*Travail à faire*.
(1) Relevez tous les noms de personnes cités dans le texte sur l'opération Dignité, chacun une seule fois.
(2) Recopiez tout le texte sur l'opération Dignité, depuis « Poncet et Villepin » jusqu'à « Algérie et ailleurs. ».
(3) Prolongez le texte sur l'opération Dignité à la suite de sa dernière phrase.
***** Texte source
Poncet et Villepin refusent de désigner Jacques Chirac, le vrai responsable de la mort des 10 personnes. Le déni, dans lequel leur pays s’est toujours complu, les empêche d’admettre la mise en déroute des rebelles par les Forces armées nationales de Côte d’Ivoire (FANCI) dans l’opération Dignité. Pourquoi ? Parce qu’il leur est difficile de se démarquer de Chirac sous les ordres de qui ils travaillaient à l’époque, parce que, comme Chirac, ils voulaient la chute de Laurent Gbagbo qui ne faisait pas l’affaire de la France, parce qu’ils font partie de ces Français qui croient à tort que leur pays ne peut jamais se tromper. C’est d’ailleurs au nom de ce dogme de l’infaillibilité de la France que politiques et militaires rechignent à reconnaître et à demander pardon pour les crimes de leur pays au Cameroun, à Madagascar, en Algérie et ailleurs.
**********
***** Données fournies
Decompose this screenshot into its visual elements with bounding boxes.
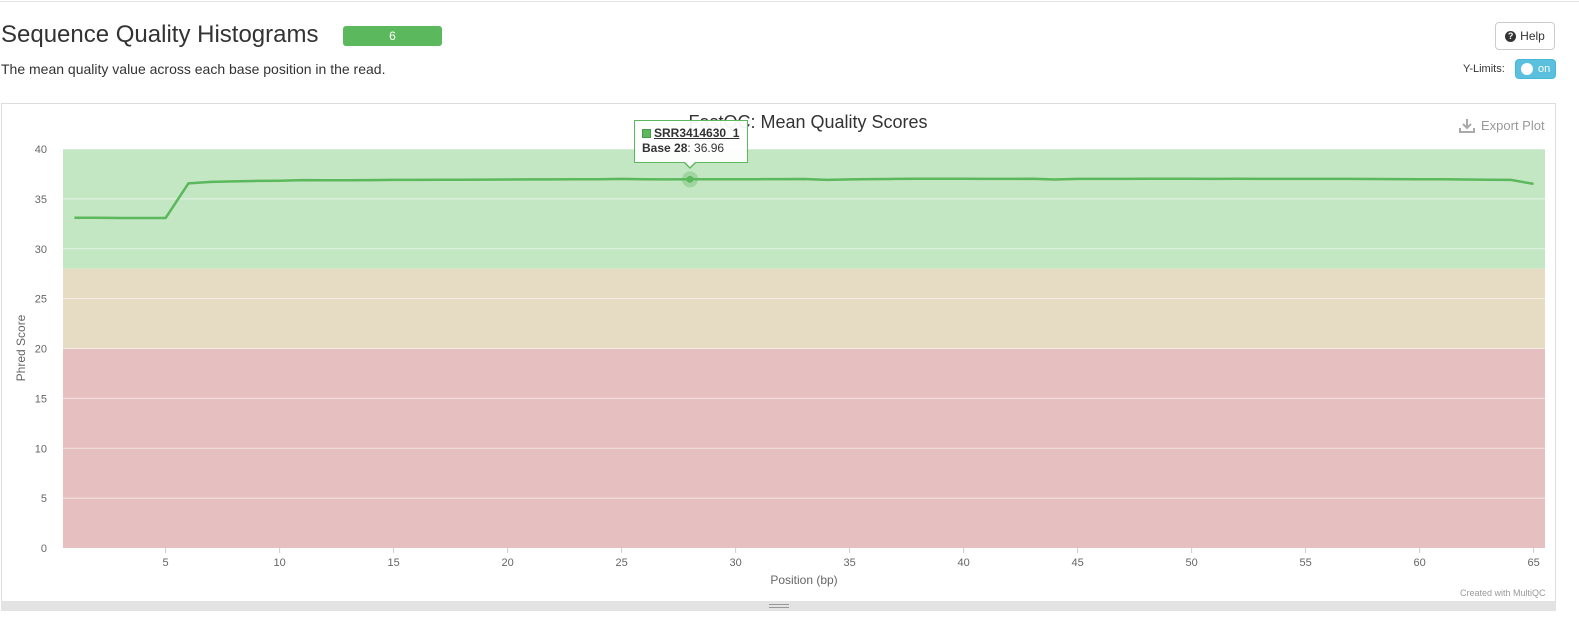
**********
***** Données fournies
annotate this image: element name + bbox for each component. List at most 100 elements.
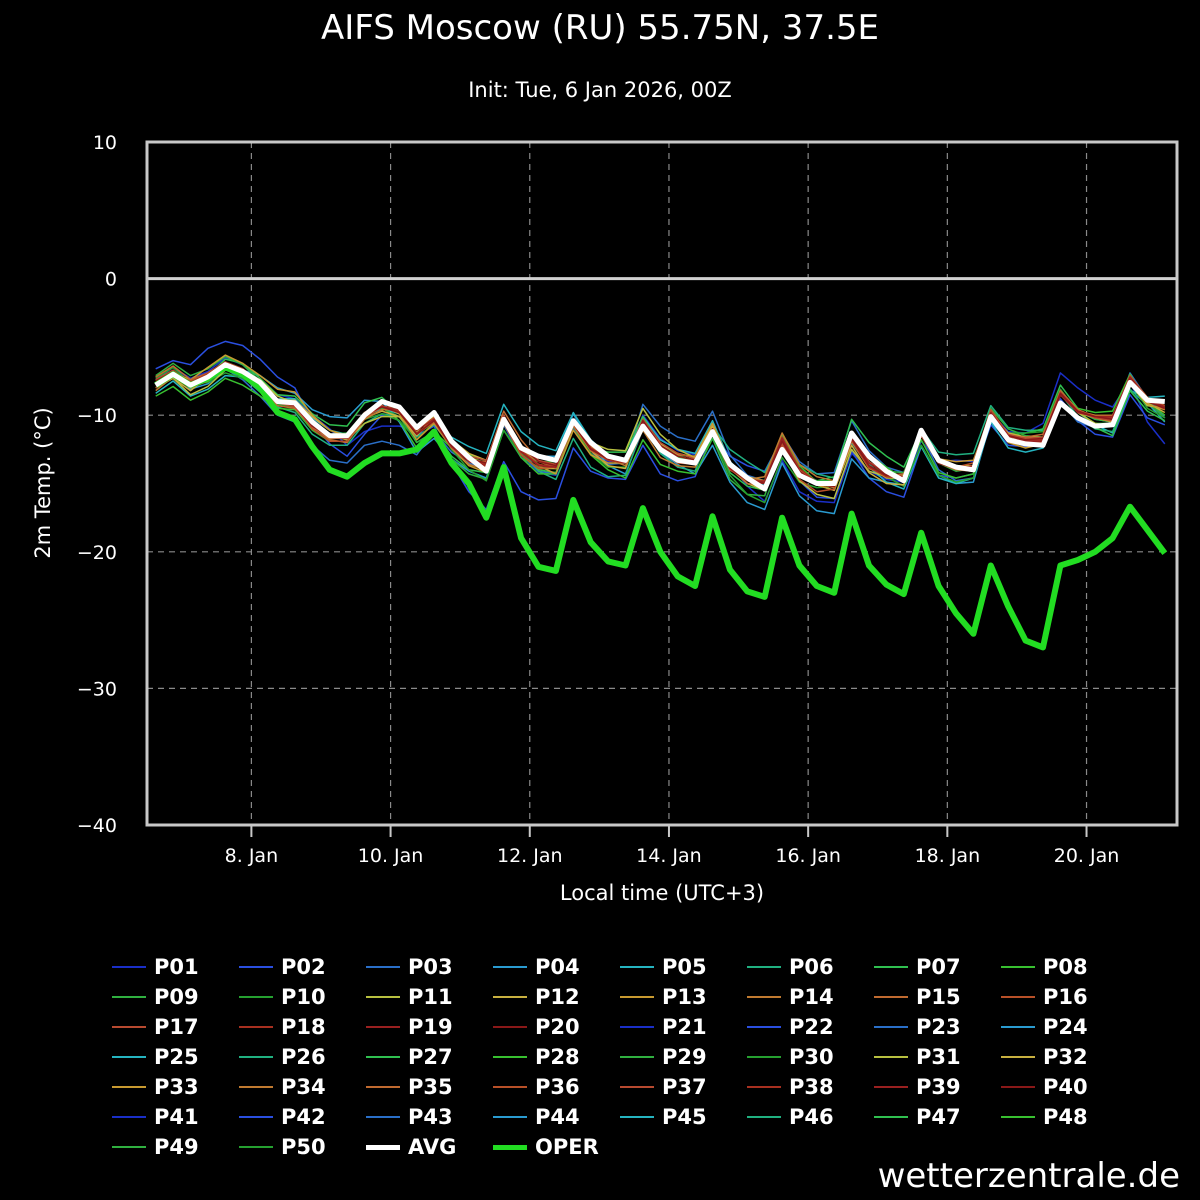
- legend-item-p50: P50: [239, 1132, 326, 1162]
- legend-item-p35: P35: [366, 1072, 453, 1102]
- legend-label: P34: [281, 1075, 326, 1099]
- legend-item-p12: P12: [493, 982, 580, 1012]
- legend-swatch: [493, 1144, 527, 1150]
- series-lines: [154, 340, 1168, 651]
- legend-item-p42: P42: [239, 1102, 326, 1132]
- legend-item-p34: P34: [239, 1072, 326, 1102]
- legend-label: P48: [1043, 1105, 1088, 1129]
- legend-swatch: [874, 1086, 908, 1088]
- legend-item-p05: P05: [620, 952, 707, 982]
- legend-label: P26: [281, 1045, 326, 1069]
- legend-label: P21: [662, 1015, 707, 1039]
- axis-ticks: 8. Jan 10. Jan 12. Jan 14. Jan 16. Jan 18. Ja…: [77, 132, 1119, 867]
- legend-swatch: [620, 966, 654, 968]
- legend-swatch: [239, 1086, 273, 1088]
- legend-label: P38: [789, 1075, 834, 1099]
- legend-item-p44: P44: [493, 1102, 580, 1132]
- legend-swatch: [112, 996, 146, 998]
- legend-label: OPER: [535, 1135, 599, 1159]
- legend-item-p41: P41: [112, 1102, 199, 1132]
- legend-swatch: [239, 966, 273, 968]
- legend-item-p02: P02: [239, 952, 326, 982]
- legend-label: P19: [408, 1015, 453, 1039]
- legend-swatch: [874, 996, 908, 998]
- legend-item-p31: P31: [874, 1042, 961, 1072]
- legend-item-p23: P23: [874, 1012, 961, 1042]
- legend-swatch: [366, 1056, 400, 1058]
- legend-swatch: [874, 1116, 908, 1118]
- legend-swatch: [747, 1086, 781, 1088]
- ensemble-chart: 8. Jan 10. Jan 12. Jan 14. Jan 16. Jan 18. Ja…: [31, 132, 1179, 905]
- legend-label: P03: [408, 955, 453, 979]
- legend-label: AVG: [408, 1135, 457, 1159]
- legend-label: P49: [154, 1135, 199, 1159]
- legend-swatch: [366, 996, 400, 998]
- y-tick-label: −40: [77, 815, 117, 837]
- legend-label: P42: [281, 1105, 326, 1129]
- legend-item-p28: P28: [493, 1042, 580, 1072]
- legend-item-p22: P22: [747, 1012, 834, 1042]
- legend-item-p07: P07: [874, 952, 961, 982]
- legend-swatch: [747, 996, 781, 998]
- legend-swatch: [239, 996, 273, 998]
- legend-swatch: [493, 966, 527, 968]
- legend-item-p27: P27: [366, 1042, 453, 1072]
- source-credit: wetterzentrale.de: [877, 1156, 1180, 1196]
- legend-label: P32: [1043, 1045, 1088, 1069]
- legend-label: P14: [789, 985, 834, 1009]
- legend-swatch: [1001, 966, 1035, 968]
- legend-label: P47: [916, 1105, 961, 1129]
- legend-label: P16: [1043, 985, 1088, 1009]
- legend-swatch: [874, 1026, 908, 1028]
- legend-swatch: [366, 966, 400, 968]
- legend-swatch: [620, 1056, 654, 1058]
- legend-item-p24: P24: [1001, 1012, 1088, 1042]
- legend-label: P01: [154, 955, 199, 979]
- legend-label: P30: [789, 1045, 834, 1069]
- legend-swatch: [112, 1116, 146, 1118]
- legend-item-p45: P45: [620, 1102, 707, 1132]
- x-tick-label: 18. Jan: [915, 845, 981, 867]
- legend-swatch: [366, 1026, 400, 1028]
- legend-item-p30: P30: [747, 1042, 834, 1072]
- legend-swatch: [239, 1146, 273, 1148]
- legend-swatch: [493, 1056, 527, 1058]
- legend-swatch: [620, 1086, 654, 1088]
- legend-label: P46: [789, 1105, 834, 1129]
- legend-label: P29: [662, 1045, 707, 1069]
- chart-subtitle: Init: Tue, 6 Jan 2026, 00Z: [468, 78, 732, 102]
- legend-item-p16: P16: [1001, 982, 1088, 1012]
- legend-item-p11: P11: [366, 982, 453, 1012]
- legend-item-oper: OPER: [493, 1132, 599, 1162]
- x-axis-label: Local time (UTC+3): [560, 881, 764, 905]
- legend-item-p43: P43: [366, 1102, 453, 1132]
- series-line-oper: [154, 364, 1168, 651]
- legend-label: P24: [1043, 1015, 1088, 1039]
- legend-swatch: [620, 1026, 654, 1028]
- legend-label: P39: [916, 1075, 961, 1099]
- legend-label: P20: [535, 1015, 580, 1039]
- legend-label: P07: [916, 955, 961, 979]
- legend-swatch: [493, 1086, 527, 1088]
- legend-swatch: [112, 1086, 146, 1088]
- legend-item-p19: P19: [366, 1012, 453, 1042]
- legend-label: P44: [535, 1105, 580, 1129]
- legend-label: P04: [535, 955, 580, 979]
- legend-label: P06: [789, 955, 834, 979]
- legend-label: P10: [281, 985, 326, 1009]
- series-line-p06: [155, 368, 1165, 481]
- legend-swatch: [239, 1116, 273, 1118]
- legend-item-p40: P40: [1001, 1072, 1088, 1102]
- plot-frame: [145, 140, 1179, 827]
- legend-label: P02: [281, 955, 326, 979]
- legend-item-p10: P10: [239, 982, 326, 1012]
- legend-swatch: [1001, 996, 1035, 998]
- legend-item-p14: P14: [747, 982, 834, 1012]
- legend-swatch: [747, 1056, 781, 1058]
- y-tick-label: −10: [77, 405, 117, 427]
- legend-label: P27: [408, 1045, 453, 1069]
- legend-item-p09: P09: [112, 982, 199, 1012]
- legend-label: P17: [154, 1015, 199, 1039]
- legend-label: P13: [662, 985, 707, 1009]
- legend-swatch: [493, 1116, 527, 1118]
**********
*Réponses par consigne*.
(1) Poncet, Villepin, Jacques Chirac, Laurent Gbagbo

(2)
Poncet et Villepin refusent de désigner Jacques Chirac, le vrai responsable de la mort des 10 personnes. Le déni, dans lequel leur pays s’est toujours complu, les empêche d’admettre la mise en déroute des rebelles par les Forces armées nationales de Côte d’Ivoire (FANCI) dans l’opération Dignité. Pourquoi ? Parce qu’il leur est difficile de se démarquer de Chirac sous les ordres de qui ils travaillaient à l’époque, parce que, comme Chirac, ils voulaient la chute de Laurent Gbagbo qui ne faisait pas l’affaire de la France, parce qu’ils font partie de ces Français qui croient à tort que leur pays ne peut jamais se tromper. C’est d’ailleurs au nom de ce dogme de l’infaillibilité de la France que politiques et militaires rechignent à reconnaître et à demander pardon pour les crimes de leur pays au Cameroun, à Madagascar, en Algérie et ailleurs.

(3)
Tous mentent pour préserver l’image et les intérêts de leur pays, lequel pays a coutume d’agir lâchement et d’avancer masqué. Ils mentent comme l’autre qui, tout en se disant musulman, raffole de porc, de whisky et de vin. Pourquoi affirmons-nous qu’ils ne sont pas dans le vrai au sujet du bombardement de Bouaké ? Parce que ceux qui étaient sur le terrain ont bel et bien constaté que la rébellion était presque défaite ce 6 novembre 2004 et que ses chefs avaient fui Bouaké comme le colonel Wattao qui s’était réfugié à Katiola. D’après un rapport de l’ONUCI, “il suffisait d’un jour supplémentaire de bombardements de l’armée ivoirienne pour que la rébellion du Nord soit complètement anéantie”.
Bref, la thèse selon laquelle Laurent Gbagbo aurait donné l’ordre de bombarder l’établissement français ne tient point la route. Il fallait être idiot et suicidaire pour poser un tel acte. La vérité est que la France sacrifia ses propres enfants pour remettre en selle une rébellion qu’elle traita sur le même pied que le gouvernement d’un président démocratiquement élu. C’était en 2003 (15-24 janvier) lors de la rencontre de Marcoussis que l’ancien porte-parole de Licorne, Georges Peillon, compare à un marché de dupes dans la mesure où cette rencontre “labelisait d’une façon très officielle des gens qui étaient hors-la-loi”. Me Jean Balan, l’un des avocats des familles de victimes, va plus loin encore. Pour lui, “il ne fait aucun doute qu’une manipulation française se trouve à l’origine du drame, quelqu’un ayant fourni une fausse information à l’armée ivoirienne afin qu’elle bombarde la base française de Bouaké, le but étant de légitimer le renversement du président Gbagbo” (‘Crimes sans châtiment. Affaire Bouaké. Un des plus grands scandales de la Ve République’, Max Milo, 2021).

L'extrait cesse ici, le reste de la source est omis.